[Stored dataset items]
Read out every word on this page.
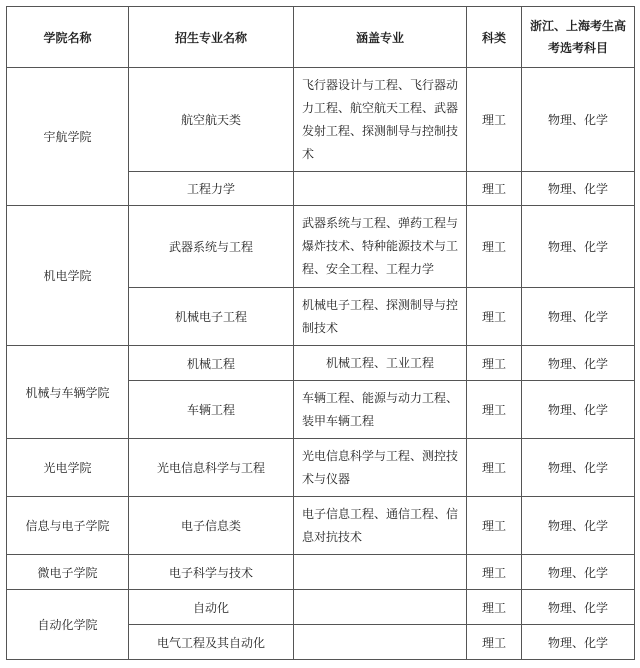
学院名称	招生专业名称	涵盖专业	科类	浙江、上海考生高考选考科目
宇航学院	航空航天类	飞行器设计与工程、飞行器动力工程、航空航天工程、武器发射工程、探测制导与控制技术	理工	物理、化学
	工程力学		理工	物理、化学
机电学院	武器系统与工程	武器系统与工程、弹药工程与爆炸技术、特种能源技术与工程、安全工程、工程力学	理工	物理、化学
	机械电子工程	机械电子工程、探测制导与控制技术	理工	物理、化学
机械与车辆学院	机械工程	机械工程、工业工程	理工	物理、化学
	车辆工程	车辆工程、能源与动力工程、装甲车辆工程	理工	物理、化学
光电学院	光电信息科学与工程	光电信息科学与工程、测控技术与仪器	理工	物理、化学
信息与电子学院	电子信息类	电子信息工程、通信工程、信息对抗技术	理工	物理、化学
微电子学院	电子科学与技术		理工	物理、化学
自动化学院	自动化		理工	物理、化学
	电气工程及其自动化		理工	物理、化学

=== EXERCISE TASK ===
Pictures are not part of the copy; reproduce everything else in the records exactly.

=== RESULT BELOW ===
Read out every word on this page.
学院名称	招生专业名称	涵盖专业	科类	浙江、上海考生高考选考科目
宇航学院	航空航天类	飞行器设计与工程、飞行器动力工程、航空航天工程、武器发射工程、探测制导与控制技术	理工	物理、化学
	工程力学		理工	物理、化学
机电学院	武器系统与工程	武器系统与工程、弹药工程与爆炸技术、特种能源技术与工程、安全工程、工程力学	理工	物理、化学
	机械电子工程	机械电子工程、探测制导与控制技术	理工	物理、化学
机械与车辆学院	机械工程	机械工程、工业工程	理工	物理、化学
	车辆工程	车辆工程、能源与动力工程、装甲车辆工程	理工	物理、化学
光电学院	光电信息科学与工程	光电信息科学与工程、测控技术与仪器	理工	物理、化学
信息与电子学院	电子信息类	电子信息工程、通信工程、信息对抗技术	理工	物理、化学
微电子学院	电子科学与技术		理工	物理、化学
自动化学院	自动化		理工	物理、化学
	电气工程及其自动化		理工	物理、化学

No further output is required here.